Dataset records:

▽

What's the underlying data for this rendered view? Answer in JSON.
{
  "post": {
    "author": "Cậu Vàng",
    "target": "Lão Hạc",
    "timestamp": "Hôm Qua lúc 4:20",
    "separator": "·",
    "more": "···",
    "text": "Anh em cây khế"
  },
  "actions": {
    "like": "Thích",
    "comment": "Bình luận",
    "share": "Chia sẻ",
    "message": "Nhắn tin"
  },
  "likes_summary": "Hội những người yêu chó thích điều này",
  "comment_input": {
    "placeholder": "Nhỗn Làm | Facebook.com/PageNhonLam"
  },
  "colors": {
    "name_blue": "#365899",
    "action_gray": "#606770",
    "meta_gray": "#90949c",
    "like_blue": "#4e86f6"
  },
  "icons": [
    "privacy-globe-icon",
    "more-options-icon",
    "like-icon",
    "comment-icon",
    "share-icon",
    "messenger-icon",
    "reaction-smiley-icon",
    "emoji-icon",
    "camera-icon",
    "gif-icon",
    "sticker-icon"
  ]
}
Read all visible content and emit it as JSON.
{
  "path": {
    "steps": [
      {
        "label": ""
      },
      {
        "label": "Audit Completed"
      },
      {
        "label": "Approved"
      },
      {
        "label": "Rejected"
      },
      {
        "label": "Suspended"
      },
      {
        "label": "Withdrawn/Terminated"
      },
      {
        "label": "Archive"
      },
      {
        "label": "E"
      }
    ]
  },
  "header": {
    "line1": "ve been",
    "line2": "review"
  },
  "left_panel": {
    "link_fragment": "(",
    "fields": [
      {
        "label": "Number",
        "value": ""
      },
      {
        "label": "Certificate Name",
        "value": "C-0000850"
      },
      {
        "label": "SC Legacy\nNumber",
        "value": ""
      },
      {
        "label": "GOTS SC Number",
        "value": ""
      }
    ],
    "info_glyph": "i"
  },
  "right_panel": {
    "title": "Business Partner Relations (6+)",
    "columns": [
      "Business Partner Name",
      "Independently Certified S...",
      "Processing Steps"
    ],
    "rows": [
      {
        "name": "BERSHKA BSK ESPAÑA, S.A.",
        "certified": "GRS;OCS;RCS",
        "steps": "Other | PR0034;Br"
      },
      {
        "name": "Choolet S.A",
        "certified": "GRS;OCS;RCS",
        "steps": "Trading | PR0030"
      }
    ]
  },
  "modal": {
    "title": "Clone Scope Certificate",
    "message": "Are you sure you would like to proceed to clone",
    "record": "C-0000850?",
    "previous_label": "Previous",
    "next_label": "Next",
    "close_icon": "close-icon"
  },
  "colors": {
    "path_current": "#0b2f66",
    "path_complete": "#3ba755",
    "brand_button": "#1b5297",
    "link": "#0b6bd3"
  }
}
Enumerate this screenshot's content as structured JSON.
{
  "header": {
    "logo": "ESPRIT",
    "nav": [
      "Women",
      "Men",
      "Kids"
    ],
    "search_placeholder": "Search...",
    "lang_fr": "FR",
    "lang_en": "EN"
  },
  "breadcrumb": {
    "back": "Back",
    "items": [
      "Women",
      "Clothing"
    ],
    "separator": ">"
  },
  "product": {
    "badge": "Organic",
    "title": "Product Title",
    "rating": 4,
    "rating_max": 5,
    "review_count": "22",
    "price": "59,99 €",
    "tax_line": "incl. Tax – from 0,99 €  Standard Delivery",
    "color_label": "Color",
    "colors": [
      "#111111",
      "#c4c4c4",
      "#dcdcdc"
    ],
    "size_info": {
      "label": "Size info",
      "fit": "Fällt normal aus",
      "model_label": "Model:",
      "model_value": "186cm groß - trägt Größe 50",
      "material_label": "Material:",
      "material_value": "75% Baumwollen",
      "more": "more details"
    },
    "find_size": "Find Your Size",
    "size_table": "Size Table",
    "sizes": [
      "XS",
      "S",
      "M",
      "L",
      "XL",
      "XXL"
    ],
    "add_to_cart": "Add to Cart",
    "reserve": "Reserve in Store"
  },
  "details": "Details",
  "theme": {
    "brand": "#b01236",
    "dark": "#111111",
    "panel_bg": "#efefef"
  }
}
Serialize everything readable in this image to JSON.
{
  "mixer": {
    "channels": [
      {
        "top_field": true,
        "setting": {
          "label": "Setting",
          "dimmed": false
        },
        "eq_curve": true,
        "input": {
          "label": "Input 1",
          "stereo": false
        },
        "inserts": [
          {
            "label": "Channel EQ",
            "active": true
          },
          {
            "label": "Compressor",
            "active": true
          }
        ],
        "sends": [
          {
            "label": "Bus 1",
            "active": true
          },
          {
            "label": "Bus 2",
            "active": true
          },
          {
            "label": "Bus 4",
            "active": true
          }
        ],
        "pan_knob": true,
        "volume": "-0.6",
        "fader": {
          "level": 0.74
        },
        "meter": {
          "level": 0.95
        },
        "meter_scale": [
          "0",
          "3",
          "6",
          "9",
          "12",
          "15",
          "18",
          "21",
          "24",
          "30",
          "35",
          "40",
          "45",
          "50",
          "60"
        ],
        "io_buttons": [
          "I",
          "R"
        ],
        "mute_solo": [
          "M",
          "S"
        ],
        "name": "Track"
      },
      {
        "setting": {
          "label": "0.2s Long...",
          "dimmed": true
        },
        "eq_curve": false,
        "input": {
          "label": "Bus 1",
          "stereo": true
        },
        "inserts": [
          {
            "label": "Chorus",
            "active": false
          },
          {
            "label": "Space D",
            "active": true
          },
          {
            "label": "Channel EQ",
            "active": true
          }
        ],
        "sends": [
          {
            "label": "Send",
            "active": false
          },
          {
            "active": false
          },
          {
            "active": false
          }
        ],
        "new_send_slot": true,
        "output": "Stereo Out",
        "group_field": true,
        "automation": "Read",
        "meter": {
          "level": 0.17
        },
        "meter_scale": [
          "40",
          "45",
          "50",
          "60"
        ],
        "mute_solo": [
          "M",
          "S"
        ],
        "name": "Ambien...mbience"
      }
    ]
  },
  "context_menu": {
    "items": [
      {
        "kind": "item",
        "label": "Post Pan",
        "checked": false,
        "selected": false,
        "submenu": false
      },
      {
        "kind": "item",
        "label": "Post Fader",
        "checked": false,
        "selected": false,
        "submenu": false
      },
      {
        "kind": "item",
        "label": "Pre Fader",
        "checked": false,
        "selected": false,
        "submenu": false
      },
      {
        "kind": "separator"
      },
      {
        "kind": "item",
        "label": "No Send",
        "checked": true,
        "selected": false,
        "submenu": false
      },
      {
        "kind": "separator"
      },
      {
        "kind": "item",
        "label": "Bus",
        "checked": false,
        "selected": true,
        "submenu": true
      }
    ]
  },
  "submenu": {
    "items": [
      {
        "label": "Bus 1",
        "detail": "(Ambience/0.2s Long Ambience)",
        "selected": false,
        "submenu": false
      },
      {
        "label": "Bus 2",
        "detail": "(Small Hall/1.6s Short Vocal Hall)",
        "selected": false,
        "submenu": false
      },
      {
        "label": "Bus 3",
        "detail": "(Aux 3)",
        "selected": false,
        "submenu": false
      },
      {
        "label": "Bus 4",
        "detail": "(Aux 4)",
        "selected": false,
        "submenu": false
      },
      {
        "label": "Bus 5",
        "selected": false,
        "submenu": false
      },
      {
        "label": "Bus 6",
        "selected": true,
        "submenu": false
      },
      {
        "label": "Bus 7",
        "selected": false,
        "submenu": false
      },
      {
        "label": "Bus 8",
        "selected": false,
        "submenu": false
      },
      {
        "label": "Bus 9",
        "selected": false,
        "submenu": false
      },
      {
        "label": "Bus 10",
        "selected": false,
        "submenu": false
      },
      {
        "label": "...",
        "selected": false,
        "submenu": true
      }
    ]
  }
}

△

■ **Given request**:
Write out all the data again, exactly as it appears.

■ **Exercise answer**:
What's the underlying data for this rendered view? Answer in JSON.
{
  "post": {
    "author": "Cậu Vàng",
    "target": "Lão Hạc",
    "timestamp": "Hôm Qua lúc 4:20",
    "separator": "·",
    "more": "···",
    "text": "Anh em cây khế"
  },
  "actions": {
    "like": "Thích",
    "comment": "Bình luận",
    "share": "Chia sẻ",
    "message": "Nhắn tin"
  },
  "likes_summary": "Hội những người yêu chó thích điều này",
  "comment_input": {
    "placeholder": "Nhỗn Làm | Facebook.com/PageNhonLam"
  },
  "colors": {
    "name_blue": "#365899",
    "action_gray": "#606770",
    "meta_gray": "#90949c",
    "like_blue": "#4e86f6"
  },
  "icons": [
    "privacy-globe-icon",
    "more-options-icon",
    "like-icon",
    "comment-icon",
    "share-icon",
    "messenger-icon",
    "reaction-smiley-icon",
    "emoji-icon",
    "camera-icon",
    "gif-icon",
    "sticker-icon"
  ]
}
Read all visible content and emit it as JSON.
{
  "path": {
    "steps": [
      {
        "label": ""
      },
      {
        "label": "Audit Completed"
      },
      {
        "label": "Approved"
      },
      {
        "label": "Rejected"
      },
      {
        "label": "Suspended"
      },
      {
        "label": "Withdrawn/Terminated"
      },
      {
        "label": "Archive"
      },
      {
        "label": "E"
      }
    ]
  },
  "header": {
    "line1": "ve been",
    "line2": "review"
  },
  "left_panel": {
    "link_fragment": "(",
    "fields": [
      {
        "label": "Number",
        "value": ""
      },
      {
        "label": "Certificate Name",
        "value": "C-0000850"
      },
      {
        "label": "SC Legacy\nNumber",
        "value": ""
      },
      {
        "label": "GOTS SC Number",
        "value": ""
      }
    ],
    "info_glyph": "i"
  },
  "right_panel": {
    "title": "Business Partner Relations (6+)",
    "columns": [
      "Business Partner Name",
      "Independently Certified S...",
      "Processing Steps"
    ],
    "rows": [
      {
        "name": "BERSHKA BSK ESPAÑA, S.A.",
        "certified": "GRS;OCS;RCS",
        "steps": "Other | PR0034;Br"
      },
      {
        "name": "Choolet S.A",
        "certified": "GRS;OCS;RCS",
        "steps": "Trading | PR0030"
      }
    ]
  },
  "modal": {
    "title": "Clone Scope Certificate",
    "message": "Are you sure you would like to proceed to clone",
    "record": "C-0000850?",
    "previous_label": "Previous",
    "next_label": "Next",
    "close_icon": "close-icon"
  },
  "colors": {
    "path_current": "#0b2f66",
    "path_complete": "#3ba755",
    "brand_button": "#1b5297",
    "link": "#0b6bd3"
  }
}
Enumerate this screenshot's content as structured JSON.
{
  "header": {
    "logo": "ESPRIT",
    "nav": [
      "Women",
      "Men",
      "Kids"
    ],
    "search_placeholder": "Search...",
    "lang_fr": "FR",
    "lang_en": "EN"
  },
  "breadcrumb": {
    "back": "Back",
    "items": [
      "Women",
      "Clothing"
    ],
    "separator": ">"
  },
  "product": {
    "badge": "Organic",
    "title": "Product Title",
    "rating": 4,
    "rating_max": 5,
    "review_count": "22",
    "price": "59,99 €",
    "tax_line": "incl. Tax – from 0,99 €  Standard Delivery",
    "color_label": "Color",
    "colors": [
      "#111111",
      "#c4c4c4",
      "#dcdcdc"
    ],
    "size_info": {
      "label": "Size info",
      "fit": "Fällt normal aus",
      "model_label": "Model:",
      "model_value": "186cm groß - trägt Größe 50",
      "material_label": "Material:",
      "material_value": "75% Baumwollen",
      "more": "more details"
    },
    "find_size": "Find Your Size",
    "size_table": "Size Table",
    "sizes": [
      "XS",
      "S",
      "M",
      "L",
      "XL",
      "XXL"
    ],
    "add_to_cart": "Add to Cart",
    "reserve": "Reserve in Store"
  },
  "details": "Details",
  "theme": {
    "brand": "#b01236",
    "dark": "#111111",
    "panel_bg": "#efefef"
  }
}
Serialize everything readable in this image to JSON.
{
  "mixer": {
    "channels": [
      {
        "top_field": true,
        "setting": {
          "label": "Setting",
          "dimmed": false
        },
        "eq_curve": true,
        "input": {
          "label": "Input 1",
          "stereo": false
        },
        "inserts": [
          {
            "label": "Channel EQ",
            "active": true
          },
          {
            "label": "Compressor",
            "active": true
          }
        ],
        "sends": [
          {
            "label": "Bus 1",
            "active": true
          },
          {
            "label": "Bus 2",
            "active": true
          },
          {
            "label": "Bus 4",
            "active": true
          }
        ],
        "pan_knob": true,
        "volume": "-0.6",
        "fader": {
          "level": 0.74
        },
        "meter": {
          "level": 0.95
        },
        "meter_scale": [
          "0",
          "3",
          "6",
          "9",
          "12",
          "15",
          "18",
          "21",
          "24",
          "30",
          "35",
          "40",
          "45",
          "50",
          "60"
        ],
        "io_buttons": [
          "I",
          "R"
        ],
        "mute_solo": [
          "M",
          "S"
        ],
        "name": "Track"
      },
      {
        "setting": {
          "label": "0.2s Long...",
          "dimmed": true
        },
        "eq_curve": false,
        "input": {
          "label": "Bus 1",
          "stereo": true
        },
        "inserts": [
          {
            "label": "Chorus",
            "active": false
          },
          {
            "label": "Space D",
            "active": true
          },
          {
            "label": "Channel EQ",
            "active": true
          }
        ],
        "sends": [
          {
            "label": "Send",
            "active": false
          },
          {
            "active": false
          },
          {
            "active": false
          }
        ],
        "new_send_slot": true,
        "output": "Stereo Out",
        "group_field": true,
        "automation": "Read",
        "meter": {
          "level": 0.17
        },
        "meter_scale": [
          "40",
          "45",
          "50",
          "60"
        ],
        "mute_solo": [
          "M",
          "S"
        ],
        "name": "Ambien...mbience"
      }
    ]
  },
  "context_menu": {
    "items": [
      {
        "kind": "item",
        "label": "Post Pan",
        "checked": false,
        "selected": false,
        "submenu": false
      },
      {
        "kind": "item",
        "label": "Post Fader",
        "checked": false,
        "selected": false,
        "submenu": false
      },
      {
        "kind": "item",
        "label": "Pre Fader",
        "checked": false,
        "selected": false,
        "submenu": false
      },
      {
        "kind": "separator"
      },
      {
        "kind": "item",
        "label": "No Send",
        "checked": true,
        "selected": false,
        "submenu": false
      },
      {
        "kind": "separator"
      },
      {
        "kind": "item",
        "label": "Bus",
        "checked": false,
        "selected": true,
        "submenu": true
      }
    ]
  },
  "submenu": {
    "items": [
      {
        "label": "Bus 1",
        "detail": "(Ambience/0.2s Long Ambience)",
        "selected": false,
        "submenu": false
      },
      {
        "label": "Bus 2",
        "detail": "(Small Hall/1.6s Short Vocal Hall)",
        "selected": false,
        "submenu": false
      },
      {
        "label": "Bus 3",
        "detail": "(Aux 3)",
        "selected": false,
        "submenu": false
      },
      {
        "label": "Bus 4",
        "detail": "(Aux 4)",
        "selected": false,
        "submenu": false
      },
      {
        "label": "Bus 5",
        "selected": false,
        "submenu": false
      },
      {
        "label": "Bus 6",
        "selected": true,
        "submenu": false
      },
      {
        "label": "Bus 7",
        "selected": false,
        "submenu": false
      },
      {
        "label": "Bus 8",
        "selected": false,
        "submenu": false
      },
      {
        "label": "Bus 9",
        "selected": false,
        "submenu": false
      },
      {
        "label": "Bus 10",
        "selected": false,
        "submenu": false
      },
      {
        "label": "...",
        "selected": false,
        "submenu": true
      }
    ]
  }
}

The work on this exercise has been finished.